Raw records
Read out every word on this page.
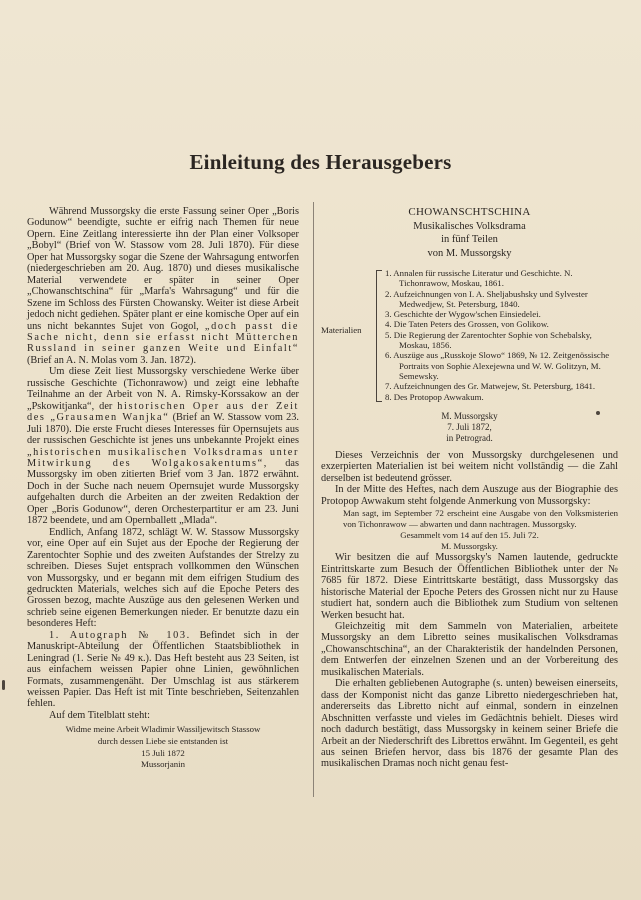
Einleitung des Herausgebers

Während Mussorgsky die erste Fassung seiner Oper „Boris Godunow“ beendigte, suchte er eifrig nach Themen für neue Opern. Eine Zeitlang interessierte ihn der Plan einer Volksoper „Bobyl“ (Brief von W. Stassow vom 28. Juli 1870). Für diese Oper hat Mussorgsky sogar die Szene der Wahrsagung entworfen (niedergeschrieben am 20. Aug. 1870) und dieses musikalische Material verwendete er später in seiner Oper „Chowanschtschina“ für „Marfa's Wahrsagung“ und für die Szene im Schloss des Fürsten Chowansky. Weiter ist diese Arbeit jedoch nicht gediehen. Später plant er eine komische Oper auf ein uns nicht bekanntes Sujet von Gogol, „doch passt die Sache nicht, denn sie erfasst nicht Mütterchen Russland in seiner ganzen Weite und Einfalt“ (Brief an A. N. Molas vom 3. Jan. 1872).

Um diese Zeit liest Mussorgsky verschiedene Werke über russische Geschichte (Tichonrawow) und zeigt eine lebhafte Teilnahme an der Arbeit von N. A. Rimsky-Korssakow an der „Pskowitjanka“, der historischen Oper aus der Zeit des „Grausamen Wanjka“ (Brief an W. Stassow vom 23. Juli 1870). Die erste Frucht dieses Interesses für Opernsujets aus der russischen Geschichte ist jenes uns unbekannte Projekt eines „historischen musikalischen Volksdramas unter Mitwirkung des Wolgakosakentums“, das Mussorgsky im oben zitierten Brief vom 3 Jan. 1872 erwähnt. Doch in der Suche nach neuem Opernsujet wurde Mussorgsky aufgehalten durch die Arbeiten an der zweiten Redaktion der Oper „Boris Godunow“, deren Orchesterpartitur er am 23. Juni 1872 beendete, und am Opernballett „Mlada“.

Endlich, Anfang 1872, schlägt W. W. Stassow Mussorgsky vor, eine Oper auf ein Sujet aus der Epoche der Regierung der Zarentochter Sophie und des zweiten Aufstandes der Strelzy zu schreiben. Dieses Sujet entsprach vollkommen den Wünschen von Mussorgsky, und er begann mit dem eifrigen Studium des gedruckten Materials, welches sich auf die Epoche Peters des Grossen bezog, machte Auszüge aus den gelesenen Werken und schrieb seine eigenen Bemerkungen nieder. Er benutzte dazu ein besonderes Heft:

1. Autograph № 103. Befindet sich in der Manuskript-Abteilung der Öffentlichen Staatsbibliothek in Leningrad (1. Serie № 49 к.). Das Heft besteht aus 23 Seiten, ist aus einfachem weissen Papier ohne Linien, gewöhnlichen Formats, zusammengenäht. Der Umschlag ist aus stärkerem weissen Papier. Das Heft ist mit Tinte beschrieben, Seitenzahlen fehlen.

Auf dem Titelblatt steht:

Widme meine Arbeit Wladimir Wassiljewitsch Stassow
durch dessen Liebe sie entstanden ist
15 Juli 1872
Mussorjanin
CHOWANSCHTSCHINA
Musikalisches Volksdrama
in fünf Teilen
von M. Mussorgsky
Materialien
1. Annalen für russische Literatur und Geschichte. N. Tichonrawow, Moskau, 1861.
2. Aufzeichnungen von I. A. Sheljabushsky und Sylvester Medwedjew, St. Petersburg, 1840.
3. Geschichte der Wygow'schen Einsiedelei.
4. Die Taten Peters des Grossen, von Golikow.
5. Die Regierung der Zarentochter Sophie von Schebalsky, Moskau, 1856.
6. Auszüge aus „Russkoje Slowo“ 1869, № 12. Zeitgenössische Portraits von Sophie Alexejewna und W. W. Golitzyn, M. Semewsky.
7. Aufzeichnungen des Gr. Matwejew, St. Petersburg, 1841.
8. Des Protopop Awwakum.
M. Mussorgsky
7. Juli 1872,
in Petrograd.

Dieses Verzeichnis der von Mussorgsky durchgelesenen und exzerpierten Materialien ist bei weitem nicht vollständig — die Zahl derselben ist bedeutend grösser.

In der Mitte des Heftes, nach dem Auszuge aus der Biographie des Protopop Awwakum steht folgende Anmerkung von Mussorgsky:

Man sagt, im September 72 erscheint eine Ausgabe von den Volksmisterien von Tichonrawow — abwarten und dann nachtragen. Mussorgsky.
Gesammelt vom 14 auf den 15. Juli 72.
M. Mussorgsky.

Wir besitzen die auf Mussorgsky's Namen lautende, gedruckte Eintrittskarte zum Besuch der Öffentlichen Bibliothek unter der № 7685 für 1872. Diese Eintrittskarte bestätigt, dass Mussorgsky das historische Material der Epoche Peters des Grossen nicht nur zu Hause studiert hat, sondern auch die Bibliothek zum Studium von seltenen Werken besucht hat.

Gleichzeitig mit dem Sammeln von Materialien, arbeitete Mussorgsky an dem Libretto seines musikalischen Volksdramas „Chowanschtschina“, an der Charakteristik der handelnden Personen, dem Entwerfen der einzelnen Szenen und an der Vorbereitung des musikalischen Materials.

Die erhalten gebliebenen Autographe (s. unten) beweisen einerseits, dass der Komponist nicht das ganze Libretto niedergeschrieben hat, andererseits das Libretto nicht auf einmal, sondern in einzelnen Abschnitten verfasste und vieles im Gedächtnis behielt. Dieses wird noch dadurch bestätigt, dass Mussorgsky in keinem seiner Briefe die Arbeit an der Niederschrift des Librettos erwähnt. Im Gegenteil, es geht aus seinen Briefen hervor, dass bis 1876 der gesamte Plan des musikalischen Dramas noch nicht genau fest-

# [Instruction]
Lines containing the word "Awwakum" must all be returned from the material above.

# [Solution to this problem]
8. Des Protopop Awwakum.
In der Mitte des Heftes, nach dem Auszuge aus der Biographie des Protopop Awwakum steht folgende Anmerkung von Mussorgsky:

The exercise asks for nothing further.